[Begin Provided entries]
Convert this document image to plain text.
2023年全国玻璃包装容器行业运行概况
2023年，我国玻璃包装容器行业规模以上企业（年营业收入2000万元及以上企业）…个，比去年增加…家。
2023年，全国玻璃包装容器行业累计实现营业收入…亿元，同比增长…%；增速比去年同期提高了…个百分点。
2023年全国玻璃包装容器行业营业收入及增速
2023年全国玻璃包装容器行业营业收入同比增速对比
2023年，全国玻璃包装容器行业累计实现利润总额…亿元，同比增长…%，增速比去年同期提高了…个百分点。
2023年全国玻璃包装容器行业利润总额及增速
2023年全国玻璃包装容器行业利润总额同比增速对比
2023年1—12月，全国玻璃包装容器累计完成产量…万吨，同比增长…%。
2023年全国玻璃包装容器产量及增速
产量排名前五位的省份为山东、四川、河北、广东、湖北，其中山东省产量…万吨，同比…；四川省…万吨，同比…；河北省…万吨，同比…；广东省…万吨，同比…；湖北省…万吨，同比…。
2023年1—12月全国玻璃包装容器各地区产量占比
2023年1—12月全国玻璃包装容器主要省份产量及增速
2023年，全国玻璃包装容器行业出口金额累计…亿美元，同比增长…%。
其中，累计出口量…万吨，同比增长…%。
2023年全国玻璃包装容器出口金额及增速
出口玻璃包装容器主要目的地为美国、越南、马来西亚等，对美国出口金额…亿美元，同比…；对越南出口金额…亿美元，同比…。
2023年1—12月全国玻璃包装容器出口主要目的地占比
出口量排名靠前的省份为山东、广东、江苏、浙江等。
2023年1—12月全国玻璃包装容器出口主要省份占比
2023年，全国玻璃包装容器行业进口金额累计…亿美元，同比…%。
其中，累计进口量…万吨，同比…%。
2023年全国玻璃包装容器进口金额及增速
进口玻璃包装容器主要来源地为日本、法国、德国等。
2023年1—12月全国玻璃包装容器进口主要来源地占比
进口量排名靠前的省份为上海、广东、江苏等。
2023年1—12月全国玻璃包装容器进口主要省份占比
[End Provided entries]
Aim of the task> Repeat all entries. Match them exactly.

Task result>
Convert this document image to plain text.
2023年全国玻璃包装容器行业运行概况
2023年，我国玻璃包装容器行业规模以上企业（年营业收入2000万元及以上企业）…个，比去年增加…家。
2023年，全国玻璃包装容器行业累计实现营业收入…亿元，同比增长…%；增速比去年同期提高了…个百分点。
2023年全国玻璃包装容器行业营业收入及增速
2023年全国玻璃包装容器行业营业收入同比增速对比
2023年，全国玻璃包装容器行业累计实现利润总额…亿元，同比增长…%，增速比去年同期提高了…个百分点。
2023年全国玻璃包装容器行业利润总额及增速
2023年全国玻璃包装容器行业利润总额同比增速对比
2023年1—12月，全国玻璃包装容器累计完成产量…万吨，同比增长…%。
2023年全国玻璃包装容器产量及增速
产量排名前五位的省份为山东、四川、河北、广东、湖北，其中山东省产量…万吨，同比…；四川省…万吨，同比…；河北省…万吨，同比…；广东省…万吨，同比…；湖北省…万吨，同比…。
2023年1—12月全国玻璃包装容器各地区产量占比
2023年1—12月全国玻璃包装容器主要省份产量及增速
2023年，全国玻璃包装容器行业出口金额累计…亿美元，同比增长…%。
其中，累计出口量…万吨，同比增长…%。
2023年全国玻璃包装容器出口金额及增速
出口玻璃包装容器主要目的地为美国、越南、马来西亚等，对美国出口金额…亿美元，同比…；对越南出口金额…亿美元，同比…。
2023年1—12月全国玻璃包装容器出口主要目的地占比
出口量排名靠前的省份为山东、广东、江苏、浙江等。
2023年1—12月全国玻璃包装容器出口主要省份占比
2023年，全国玻璃包装容器行业进口金额累计…亿美元，同比…%。
其中，累计进口量…万吨，同比…%。
2023年全国玻璃包装容器进口金额及增速
进口玻璃包装容器主要来源地为日本、法国、德国等。
2023年1—12月全国玻璃包装容器进口主要来源地占比
进口量排名靠前的省份为上海、广东、江苏等。
2023年1—12月全国玻璃包装容器进口主要省份占比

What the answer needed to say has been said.